MATERIAL FOR THIS TASK |
◆ ◆ ◆ ◆

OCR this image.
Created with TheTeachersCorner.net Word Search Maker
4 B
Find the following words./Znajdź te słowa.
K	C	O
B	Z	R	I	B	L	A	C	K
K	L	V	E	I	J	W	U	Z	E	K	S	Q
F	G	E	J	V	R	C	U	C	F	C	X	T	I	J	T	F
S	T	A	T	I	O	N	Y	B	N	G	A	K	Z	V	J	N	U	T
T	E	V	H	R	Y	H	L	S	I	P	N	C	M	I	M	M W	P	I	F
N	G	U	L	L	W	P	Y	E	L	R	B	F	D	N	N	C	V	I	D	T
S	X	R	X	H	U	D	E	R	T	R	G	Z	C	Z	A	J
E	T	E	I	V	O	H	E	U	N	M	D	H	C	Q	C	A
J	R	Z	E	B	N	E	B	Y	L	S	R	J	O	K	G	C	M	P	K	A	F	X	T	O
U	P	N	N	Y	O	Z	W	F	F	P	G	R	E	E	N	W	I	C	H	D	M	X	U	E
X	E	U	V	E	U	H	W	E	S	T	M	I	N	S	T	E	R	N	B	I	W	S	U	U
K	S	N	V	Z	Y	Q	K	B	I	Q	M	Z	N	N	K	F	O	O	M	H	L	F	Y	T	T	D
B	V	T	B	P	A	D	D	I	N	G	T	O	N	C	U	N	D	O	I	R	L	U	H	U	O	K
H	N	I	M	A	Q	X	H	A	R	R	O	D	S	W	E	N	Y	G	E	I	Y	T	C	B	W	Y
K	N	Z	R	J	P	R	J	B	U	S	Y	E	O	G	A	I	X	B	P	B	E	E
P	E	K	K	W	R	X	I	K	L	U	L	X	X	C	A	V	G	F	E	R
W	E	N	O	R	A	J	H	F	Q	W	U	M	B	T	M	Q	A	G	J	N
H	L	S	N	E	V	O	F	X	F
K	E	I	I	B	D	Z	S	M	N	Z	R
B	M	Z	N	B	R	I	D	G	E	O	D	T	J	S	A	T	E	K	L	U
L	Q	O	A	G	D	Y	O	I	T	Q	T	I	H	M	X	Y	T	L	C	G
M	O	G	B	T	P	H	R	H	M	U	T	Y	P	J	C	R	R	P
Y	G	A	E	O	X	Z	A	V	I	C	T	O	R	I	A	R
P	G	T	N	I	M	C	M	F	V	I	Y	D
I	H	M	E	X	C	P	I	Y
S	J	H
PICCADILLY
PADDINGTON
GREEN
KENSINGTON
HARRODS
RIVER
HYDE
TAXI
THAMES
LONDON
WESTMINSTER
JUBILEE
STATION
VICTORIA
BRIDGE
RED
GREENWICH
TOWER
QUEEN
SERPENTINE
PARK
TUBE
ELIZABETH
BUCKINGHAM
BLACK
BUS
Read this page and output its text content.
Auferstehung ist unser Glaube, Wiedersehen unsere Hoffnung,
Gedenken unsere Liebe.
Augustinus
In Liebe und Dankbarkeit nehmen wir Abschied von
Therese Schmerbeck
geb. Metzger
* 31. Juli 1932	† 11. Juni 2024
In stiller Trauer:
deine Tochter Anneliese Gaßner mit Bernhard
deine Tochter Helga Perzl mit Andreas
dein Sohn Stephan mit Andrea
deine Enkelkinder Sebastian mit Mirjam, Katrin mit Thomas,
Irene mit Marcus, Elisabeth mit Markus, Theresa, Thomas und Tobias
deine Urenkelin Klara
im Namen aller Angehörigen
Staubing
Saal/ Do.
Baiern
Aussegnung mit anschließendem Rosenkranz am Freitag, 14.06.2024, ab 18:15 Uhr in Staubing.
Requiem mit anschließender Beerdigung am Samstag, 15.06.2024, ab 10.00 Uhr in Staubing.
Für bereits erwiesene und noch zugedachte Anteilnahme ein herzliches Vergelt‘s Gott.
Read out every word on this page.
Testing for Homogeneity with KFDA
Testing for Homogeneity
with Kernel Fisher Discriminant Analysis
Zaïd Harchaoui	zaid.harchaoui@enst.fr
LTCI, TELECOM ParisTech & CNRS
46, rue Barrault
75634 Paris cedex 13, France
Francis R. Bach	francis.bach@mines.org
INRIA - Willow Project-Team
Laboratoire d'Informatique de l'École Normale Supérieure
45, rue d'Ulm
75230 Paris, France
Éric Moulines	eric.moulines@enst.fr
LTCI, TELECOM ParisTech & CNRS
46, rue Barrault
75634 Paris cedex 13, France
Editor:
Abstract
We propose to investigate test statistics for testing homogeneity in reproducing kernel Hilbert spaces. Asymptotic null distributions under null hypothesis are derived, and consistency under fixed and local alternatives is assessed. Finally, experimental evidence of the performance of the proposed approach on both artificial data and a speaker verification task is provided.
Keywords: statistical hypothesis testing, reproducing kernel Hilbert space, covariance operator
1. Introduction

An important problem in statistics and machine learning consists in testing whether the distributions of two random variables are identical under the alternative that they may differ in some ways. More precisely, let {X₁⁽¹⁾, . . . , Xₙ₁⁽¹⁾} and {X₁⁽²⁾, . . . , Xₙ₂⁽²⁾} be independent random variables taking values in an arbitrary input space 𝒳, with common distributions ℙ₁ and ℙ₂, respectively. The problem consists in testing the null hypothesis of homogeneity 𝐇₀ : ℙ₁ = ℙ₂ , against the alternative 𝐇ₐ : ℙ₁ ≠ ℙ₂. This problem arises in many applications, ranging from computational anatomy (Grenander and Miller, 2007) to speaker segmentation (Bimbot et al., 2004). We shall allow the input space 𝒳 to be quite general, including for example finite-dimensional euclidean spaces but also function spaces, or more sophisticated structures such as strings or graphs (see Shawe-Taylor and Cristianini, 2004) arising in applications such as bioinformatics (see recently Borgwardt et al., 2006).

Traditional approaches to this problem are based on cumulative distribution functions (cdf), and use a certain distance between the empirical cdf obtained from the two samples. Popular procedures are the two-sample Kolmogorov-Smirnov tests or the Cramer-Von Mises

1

◆ ◆ ◆ ◆

AIM OF THE TASK |
Go through the records and show every line with the string "unsere" in it.

EXERCISE ANSWER |
Auferstehung ist unser Glaube, Wiedersehen unsere Hoffnung,
Gedenken unsere Liebe.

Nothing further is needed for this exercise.